Re: Reading data files into R Studio [message #11708 is a reply to message #11707] |
Thu, 02 February 2017 06:31 |
Bridgette-DHS
Messages: 3199 Registered: February 2013
|
Senior Member |
|
|
Following is a response from Senior DHS Specialist, Trevor Croft:
The data file you are looking at is a fixed format file, in which columns of the records determining which variable is which. Each record should have the same length, but in some files records with trailing blanks are truncated. You can find the layout of these records by looking at any of the .DCT (for Stata), .SAS (for SAS), or .SPS (for SPSS) files. These are all text files that describe the layout of the data, and you can use this information to construct code to read the data into R.
However, the easiest way to get data into R is actually to start with either the Stata or SPSS datasets. I generally prefer the Stata dataset, but they both work. You can use the read.dta() function, as follows using the Stata dataset:
dta <- read.dta("PKBR21FL.dta", convert.factors = FALSE)
read.dta() is in the package "foreign", so you will need
install.packages("foreign")
library(foreign)
I prefer not to convert variables to factors automatically so I use convert.factors = FALSE, but you may prefer to have it set to TRUE and automatically convert. If you don't automatically convert variables to factors, then you can use code such as
dta$sex <-factor(recode(dta$b4,"1='1 Male';2='2 Female';9='9 Missing';else=NA"))
or even
dta$sex = factor(dta$b4)
|
|
|

==*==

▸ **DIRECTION A**
Return every line of the records below that contains the string "axis", treating uppercase and lowercase as different.
The forum post and the records are unrelated to each other.

==*==

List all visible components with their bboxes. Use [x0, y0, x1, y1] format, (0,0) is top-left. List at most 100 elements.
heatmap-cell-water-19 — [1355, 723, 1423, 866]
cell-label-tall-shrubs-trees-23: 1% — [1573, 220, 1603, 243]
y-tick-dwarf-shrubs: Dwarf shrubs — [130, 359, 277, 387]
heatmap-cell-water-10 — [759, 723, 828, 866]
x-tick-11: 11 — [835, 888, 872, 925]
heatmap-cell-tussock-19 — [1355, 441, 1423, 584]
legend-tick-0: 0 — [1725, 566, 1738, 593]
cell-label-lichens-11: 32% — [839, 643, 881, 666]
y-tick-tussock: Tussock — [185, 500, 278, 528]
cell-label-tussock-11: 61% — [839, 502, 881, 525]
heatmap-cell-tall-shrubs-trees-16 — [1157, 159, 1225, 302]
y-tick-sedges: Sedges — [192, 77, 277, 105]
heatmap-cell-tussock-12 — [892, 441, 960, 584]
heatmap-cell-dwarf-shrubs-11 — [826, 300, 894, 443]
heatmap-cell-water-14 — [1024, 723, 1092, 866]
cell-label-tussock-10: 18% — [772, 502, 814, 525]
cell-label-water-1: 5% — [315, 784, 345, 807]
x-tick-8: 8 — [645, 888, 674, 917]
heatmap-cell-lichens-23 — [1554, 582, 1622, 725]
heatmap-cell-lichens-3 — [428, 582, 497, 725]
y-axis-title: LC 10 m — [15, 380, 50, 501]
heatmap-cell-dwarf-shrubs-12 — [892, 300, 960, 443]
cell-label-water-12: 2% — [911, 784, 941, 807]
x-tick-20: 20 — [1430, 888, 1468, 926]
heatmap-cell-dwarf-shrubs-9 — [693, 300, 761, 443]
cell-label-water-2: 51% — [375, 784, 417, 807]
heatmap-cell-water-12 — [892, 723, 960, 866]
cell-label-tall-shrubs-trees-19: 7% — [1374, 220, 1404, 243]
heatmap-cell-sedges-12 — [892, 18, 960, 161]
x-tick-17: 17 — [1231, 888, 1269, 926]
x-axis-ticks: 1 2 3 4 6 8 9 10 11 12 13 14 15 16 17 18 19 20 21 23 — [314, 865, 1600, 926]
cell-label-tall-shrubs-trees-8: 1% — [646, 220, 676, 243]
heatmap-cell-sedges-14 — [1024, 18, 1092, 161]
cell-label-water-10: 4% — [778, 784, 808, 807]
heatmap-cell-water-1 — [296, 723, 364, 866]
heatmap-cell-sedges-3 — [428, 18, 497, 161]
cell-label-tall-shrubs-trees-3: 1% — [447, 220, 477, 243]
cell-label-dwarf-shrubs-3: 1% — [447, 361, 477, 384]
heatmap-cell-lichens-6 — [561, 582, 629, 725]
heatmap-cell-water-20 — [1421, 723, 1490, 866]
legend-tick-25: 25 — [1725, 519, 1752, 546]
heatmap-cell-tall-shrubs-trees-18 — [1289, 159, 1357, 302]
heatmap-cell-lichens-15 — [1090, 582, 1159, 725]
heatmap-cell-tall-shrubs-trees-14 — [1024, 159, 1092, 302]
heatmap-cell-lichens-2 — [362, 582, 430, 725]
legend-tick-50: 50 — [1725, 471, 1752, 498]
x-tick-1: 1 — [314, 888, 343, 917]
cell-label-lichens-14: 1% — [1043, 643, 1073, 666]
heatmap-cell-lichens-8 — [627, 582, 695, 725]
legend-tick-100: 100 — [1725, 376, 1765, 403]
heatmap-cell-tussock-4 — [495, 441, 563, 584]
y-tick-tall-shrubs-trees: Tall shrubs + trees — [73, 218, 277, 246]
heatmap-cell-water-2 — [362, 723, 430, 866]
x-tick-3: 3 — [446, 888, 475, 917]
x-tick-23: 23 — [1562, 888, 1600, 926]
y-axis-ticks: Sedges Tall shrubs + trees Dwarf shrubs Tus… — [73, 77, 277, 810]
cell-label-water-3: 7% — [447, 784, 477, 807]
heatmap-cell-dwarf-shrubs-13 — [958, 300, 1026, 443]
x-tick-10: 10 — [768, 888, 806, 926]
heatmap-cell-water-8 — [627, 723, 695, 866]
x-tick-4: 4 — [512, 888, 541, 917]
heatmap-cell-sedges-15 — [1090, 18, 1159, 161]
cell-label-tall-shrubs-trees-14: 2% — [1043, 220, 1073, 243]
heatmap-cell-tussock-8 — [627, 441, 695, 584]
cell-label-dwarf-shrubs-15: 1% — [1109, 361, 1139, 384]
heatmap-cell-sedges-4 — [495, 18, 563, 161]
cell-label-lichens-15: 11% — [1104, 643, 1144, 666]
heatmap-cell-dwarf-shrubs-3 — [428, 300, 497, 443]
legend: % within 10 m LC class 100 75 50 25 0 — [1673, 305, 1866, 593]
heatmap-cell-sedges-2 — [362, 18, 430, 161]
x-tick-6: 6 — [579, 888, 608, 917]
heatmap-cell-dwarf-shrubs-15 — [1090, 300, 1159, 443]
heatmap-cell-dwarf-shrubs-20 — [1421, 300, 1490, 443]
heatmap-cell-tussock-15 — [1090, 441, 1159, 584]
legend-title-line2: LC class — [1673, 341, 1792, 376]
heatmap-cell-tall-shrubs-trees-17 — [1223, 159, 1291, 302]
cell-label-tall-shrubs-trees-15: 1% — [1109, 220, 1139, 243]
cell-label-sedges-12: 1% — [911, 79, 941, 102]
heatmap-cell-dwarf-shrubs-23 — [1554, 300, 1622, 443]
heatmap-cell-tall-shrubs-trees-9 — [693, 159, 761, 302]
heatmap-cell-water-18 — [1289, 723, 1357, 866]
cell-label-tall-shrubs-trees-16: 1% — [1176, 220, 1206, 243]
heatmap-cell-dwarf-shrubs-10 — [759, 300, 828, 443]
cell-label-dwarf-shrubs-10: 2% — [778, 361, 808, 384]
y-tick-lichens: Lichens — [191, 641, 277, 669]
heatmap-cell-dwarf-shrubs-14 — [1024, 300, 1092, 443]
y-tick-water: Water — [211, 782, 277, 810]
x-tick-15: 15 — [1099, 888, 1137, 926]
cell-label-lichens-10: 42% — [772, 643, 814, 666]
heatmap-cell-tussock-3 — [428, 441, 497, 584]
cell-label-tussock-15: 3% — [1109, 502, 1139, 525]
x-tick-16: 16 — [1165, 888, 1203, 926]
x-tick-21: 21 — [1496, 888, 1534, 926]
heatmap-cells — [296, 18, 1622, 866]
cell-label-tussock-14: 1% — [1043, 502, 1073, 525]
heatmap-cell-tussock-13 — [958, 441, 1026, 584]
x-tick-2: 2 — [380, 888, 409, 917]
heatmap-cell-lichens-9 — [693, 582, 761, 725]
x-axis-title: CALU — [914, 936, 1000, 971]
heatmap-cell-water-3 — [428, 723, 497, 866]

==*==

▸ **DIRECTION B**
Return, word for word, everything in the forum post above from "I prefer not" down to "dta$sex = factor(dta$b4)".

▸ **EXPECTED OUTPUT A**
y-axis-title: LC 10 m — [15, 380, 50, 501]
x-axis-ticks: 1 2 3 4 6 8 9 10 11 12 13 14 15 16 17 18 19 20 21 23 — [314, 865, 1600, 926]
y-axis-ticks: Sedges Tall shrubs + trees Dwarf shrubs Tus… — [73, 77, 277, 810]
x-axis-title: CALU — [914, 936, 1000, 971]

▸ **EXPECTED OUTPUT B**
I prefer not to convert variables to factors automatically so I use convert.factors = FALSE, but you may prefer to have it set to TRUE and automatically convert. If you don't automatically convert variables to factors, then you can use code such as
dta$sex <-factor(recode(dta$b4,"1='1 Male';2='2 Female';9='9 Missing';else=NA"))
or even
dta$sex = factor(dta$b4)